=== Data rows ===

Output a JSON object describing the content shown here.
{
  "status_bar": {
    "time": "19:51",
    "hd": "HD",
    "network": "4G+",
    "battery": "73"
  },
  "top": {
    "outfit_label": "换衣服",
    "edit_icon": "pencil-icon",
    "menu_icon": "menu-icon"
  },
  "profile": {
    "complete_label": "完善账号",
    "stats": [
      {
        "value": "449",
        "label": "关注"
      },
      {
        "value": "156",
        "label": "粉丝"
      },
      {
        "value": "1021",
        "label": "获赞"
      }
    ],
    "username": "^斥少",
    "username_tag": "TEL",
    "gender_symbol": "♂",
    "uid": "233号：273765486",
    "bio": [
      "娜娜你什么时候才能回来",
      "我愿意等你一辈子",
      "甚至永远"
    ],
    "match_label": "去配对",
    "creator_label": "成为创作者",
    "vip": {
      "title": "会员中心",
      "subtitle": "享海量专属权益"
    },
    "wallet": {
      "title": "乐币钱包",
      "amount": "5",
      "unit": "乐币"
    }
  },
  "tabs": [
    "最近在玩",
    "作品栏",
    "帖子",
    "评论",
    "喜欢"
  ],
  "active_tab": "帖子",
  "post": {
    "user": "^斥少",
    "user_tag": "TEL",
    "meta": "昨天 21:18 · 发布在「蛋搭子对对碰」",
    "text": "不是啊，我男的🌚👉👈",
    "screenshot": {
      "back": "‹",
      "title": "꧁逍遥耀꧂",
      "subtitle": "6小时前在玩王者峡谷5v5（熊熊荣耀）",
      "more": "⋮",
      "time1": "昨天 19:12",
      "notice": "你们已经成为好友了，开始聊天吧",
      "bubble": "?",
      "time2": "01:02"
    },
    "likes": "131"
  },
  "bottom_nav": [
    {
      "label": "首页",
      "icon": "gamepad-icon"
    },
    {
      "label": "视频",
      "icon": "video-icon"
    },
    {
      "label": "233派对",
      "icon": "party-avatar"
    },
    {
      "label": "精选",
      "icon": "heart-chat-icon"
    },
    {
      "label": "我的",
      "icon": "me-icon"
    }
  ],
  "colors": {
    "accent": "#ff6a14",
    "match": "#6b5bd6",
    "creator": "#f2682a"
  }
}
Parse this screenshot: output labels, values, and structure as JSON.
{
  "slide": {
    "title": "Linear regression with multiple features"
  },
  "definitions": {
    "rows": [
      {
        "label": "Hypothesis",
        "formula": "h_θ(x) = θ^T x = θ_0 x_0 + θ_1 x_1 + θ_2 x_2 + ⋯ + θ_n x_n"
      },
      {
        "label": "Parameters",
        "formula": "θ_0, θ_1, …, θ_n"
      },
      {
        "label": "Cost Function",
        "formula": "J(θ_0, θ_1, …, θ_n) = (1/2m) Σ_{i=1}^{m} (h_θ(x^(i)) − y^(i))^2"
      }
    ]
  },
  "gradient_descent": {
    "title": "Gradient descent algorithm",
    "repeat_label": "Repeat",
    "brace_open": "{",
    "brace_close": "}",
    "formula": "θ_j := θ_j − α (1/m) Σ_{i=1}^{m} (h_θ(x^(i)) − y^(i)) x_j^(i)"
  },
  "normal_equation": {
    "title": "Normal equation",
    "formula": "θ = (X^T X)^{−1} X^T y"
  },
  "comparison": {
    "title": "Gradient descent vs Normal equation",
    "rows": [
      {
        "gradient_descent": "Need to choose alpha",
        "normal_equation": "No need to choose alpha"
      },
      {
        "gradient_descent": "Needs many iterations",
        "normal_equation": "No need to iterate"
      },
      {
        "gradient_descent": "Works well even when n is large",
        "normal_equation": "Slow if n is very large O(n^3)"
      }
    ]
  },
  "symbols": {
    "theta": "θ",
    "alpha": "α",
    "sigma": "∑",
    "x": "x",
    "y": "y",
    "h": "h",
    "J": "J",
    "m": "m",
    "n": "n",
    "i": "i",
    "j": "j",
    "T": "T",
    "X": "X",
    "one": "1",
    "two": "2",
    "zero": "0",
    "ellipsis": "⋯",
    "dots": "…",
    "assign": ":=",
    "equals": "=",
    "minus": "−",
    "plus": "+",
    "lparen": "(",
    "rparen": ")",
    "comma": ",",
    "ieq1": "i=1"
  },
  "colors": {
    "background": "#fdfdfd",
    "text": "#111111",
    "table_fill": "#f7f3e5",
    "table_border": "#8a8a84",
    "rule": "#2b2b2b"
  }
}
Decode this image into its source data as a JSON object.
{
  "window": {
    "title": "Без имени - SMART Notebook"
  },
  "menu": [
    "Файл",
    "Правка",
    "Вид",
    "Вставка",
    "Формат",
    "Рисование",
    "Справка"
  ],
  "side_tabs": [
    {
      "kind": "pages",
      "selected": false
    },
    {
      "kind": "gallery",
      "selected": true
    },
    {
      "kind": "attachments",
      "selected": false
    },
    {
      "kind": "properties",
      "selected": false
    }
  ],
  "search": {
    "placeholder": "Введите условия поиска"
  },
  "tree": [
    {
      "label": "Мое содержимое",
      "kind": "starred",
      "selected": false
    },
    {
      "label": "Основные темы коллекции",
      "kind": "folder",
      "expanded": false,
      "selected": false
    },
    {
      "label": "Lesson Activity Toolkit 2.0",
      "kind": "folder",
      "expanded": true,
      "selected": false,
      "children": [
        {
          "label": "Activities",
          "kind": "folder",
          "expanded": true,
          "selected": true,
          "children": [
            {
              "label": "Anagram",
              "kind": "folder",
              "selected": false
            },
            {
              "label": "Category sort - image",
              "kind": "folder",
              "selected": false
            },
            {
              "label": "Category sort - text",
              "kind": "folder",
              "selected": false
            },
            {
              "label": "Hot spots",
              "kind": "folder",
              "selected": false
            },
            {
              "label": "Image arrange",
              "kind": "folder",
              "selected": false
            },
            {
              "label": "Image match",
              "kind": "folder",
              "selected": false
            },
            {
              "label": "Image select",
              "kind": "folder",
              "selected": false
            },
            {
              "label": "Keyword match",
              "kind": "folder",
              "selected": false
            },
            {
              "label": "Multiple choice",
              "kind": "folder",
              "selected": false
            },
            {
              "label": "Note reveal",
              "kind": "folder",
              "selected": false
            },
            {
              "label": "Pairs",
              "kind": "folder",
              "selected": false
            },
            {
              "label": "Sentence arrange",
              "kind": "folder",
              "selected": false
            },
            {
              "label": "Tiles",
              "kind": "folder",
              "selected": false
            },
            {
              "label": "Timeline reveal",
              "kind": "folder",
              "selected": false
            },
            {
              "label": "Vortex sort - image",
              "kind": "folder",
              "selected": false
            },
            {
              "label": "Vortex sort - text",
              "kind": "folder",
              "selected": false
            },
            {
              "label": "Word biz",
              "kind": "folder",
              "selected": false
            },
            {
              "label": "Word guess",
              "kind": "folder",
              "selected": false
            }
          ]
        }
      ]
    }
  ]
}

===

> Work to complete:
Copy out the full listing exactly.

> The result:
Output a JSON object describing the content shown here.
{
  "status_bar": {
    "time": "19:51",
    "hd": "HD",
    "network": "4G+",
    "battery": "73"
  },
  "top": {
    "outfit_label": "换衣服",
    "edit_icon": "pencil-icon",
    "menu_icon": "menu-icon"
  },
  "profile": {
    "complete_label": "完善账号",
    "stats": [
      {
        "value": "449",
        "label": "关注"
      },
      {
        "value": "156",
        "label": "粉丝"
      },
      {
        "value": "1021",
        "label": "获赞"
      }
    ],
    "username": "^斥少",
    "username_tag": "TEL",
    "gender_symbol": "♂",
    "uid": "233号：273765486",
    "bio": [
      "娜娜你什么时候才能回来",
      "我愿意等你一辈子",
      "甚至永远"
    ],
    "match_label": "去配对",
    "creator_label": "成为创作者",
    "vip": {
      "title": "会员中心",
      "subtitle": "享海量专属权益"
    },
    "wallet": {
      "title": "乐币钱包",
      "amount": "5",
      "unit": "乐币"
    }
  },
  "tabs": [
    "最近在玩",
    "作品栏",
    "帖子",
    "评论",
    "喜欢"
  ],
  "active_tab": "帖子",
  "post": {
    "user": "^斥少",
    "user_tag": "TEL",
    "meta": "昨天 21:18 · 发布在「蛋搭子对对碰」",
    "text": "不是啊，我男的🌚👉👈",
    "screenshot": {
      "back": "‹",
      "title": "꧁逍遥耀꧂",
      "subtitle": "6小时前在玩王者峡谷5v5（熊熊荣耀）",
      "more": "⋮",
      "time1": "昨天 19:12",
      "notice": "你们已经成为好友了，开始聊天吧",
      "bubble": "?",
      "time2": "01:02"
    },
    "likes": "131"
  },
  "bottom_nav": [
    {
      "label": "首页",
      "icon": "gamepad-icon"
    },
    {
      "label": "视频",
      "icon": "video-icon"
    },
    {
      "label": "233派对",
      "icon": "party-avatar"
    },
    {
      "label": "精选",
      "icon": "heart-chat-icon"
    },
    {
      "label": "我的",
      "icon": "me-icon"
    }
  ],
  "colors": {
    "accent": "#ff6a14",
    "match": "#6b5bd6",
    "creator": "#f2682a"
  }
}
Parse this screenshot: output labels, values, and structure as JSON.
{
  "slide": {
    "title": "Linear regression with multiple features"
  },
  "definitions": {
    "rows": [
      {
        "label": "Hypothesis",
        "formula": "h_θ(x) = θ^T x = θ_0 x_0 + θ_1 x_1 + θ_2 x_2 + ⋯ + θ_n x_n"
      },
      {
        "label": "Parameters",
        "formula": "θ_0, θ_1, …, θ_n"
      },
      {
        "label": "Cost Function",
        "formula": "J(θ_0, θ_1, …, θ_n) = (1/2m) Σ_{i=1}^{m} (h_θ(x^(i)) − y^(i))^2"
      }
    ]
  },
  "gradient_descent": {
    "title": "Gradient descent algorithm",
    "repeat_label": "Repeat",
    "brace_open": "{",
    "brace_close": "}",
    "formula": "θ_j := θ_j − α (1/m) Σ_{i=1}^{m} (h_θ(x^(i)) − y^(i)) x_j^(i)"
  },
  "normal_equation": {
    "title": "Normal equation",
    "formula": "θ = (X^T X)^{−1} X^T y"
  },
  "comparison": {
    "title": "Gradient descent vs Normal equation",
    "rows": [
      {
        "gradient_descent": "Need to choose alpha",
        "normal_equation": "No need to choose alpha"
      },
      {
        "gradient_descent": "Needs many iterations",
        "normal_equation": "No need to iterate"
      },
      {
        "gradient_descent": "Works well even when n is large",
        "normal_equation": "Slow if n is very large O(n^3)"
      }
    ]
  },
  "symbols": {
    "theta": "θ",
    "alpha": "α",
    "sigma": "∑",
    "x": "x",
    "y": "y",
    "h": "h",
    "J": "J",
    "m": "m",
    "n": "n",
    "i": "i",
    "j": "j",
    "T": "T",
    "X": "X",
    "one": "1",
    "two": "2",
    "zero": "0",
    "ellipsis": "⋯",
    "dots": "…",
    "assign": ":=",
    "equals": "=",
    "minus": "−",
    "plus": "+",
    "lparen": "(",
    "rparen": ")",
    "comma": ",",
    "ieq1": "i=1"
  },
  "colors": {
    "background": "#fdfdfd",
    "text": "#111111",
    "table_fill": "#f7f3e5",
    "table_border": "#8a8a84",
    "rule": "#2b2b2b"
  }
}
Decode this image into its source data as a JSON object.
{
  "window": {
    "title": "Без имени - SMART Notebook"
  },
  "menu": [
    "Файл",
    "Правка",
    "Вид",
    "Вставка",
    "Формат",
    "Рисование",
    "Справка"
  ],
  "side_tabs": [
    {
      "kind": "pages",
      "selected": false
    },
    {
      "kind": "gallery",
      "selected": true
    },
    {
      "kind": "attachments",
      "selected": false
    },
    {
      "kind": "properties",
      "selected": false
    }
  ],
  "search": {
    "placeholder": "Введите условия поиска"
  },
  "tree": [
    {
      "label": "Мое содержимое",
      "kind": "starred",
      "selected": false
    },
    {
      "label": "Основные темы коллекции",
      "kind": "folder",
      "expanded": false,
      "selected": false
    },
    {
      "label": "Lesson Activity Toolkit 2.0",
      "kind": "folder",
      "expanded": true,
      "selected": false,
      "children": [
        {
          "label": "Activities",
          "kind": "folder",
          "expanded": true,
          "selected": true,
          "children": [
            {
              "label": "Anagram",
              "kind": "folder",
              "selected": false
            },
            {
              "label": "Category sort - image",
              "kind": "folder",
              "selected": false
            },
            {
              "label": "Category sort - text",
              "kind": "folder",
              "selected": false
            },
            {
              "label": "Hot spots",
              "kind": "folder",
              "selected": false
            },
            {
              "label": "Image arrange",
              "kind": "folder",
              "selected": false
            },
            {
              "label": "Image match",
              "kind": "folder",
              "selected": false
            },
            {
              "label": "Image select",
              "kind": "folder",
              "selected": false
            },
            {
              "label": "Keyword match",
              "kind": "folder",
              "selected": false
            },
            {
              "label": "Multiple choice",
              "kind": "folder",
              "selected": false
            },
            {
              "label": "Note reveal",
              "kind": "folder",
              "selected": false
            },
            {
              "label": "Pairs",
              "kind": "folder",
              "selected": false
            },
            {
              "label": "Sentence arrange",
              "kind": "folder",
              "selected": false
            },
            {
              "label": "Tiles",
              "kind": "folder",
              "selected": false
            },
            {
              "label": "Timeline reveal",
              "kind": "folder",
              "selected": false
            },
            {
              "label": "Vortex sort - image",
              "kind": "folder",
              "selected": false
            },
            {
              "label": "Vortex sort - text",
              "kind": "folder",
              "selected": false
            },
            {
              "label": "Word biz",
              "kind": "folder",
              "selected": false
            },
            {
              "label": "Word guess",
              "kind": "folder",
              "selected": false
            }
          ]
        }
      ]
    }
  ]
}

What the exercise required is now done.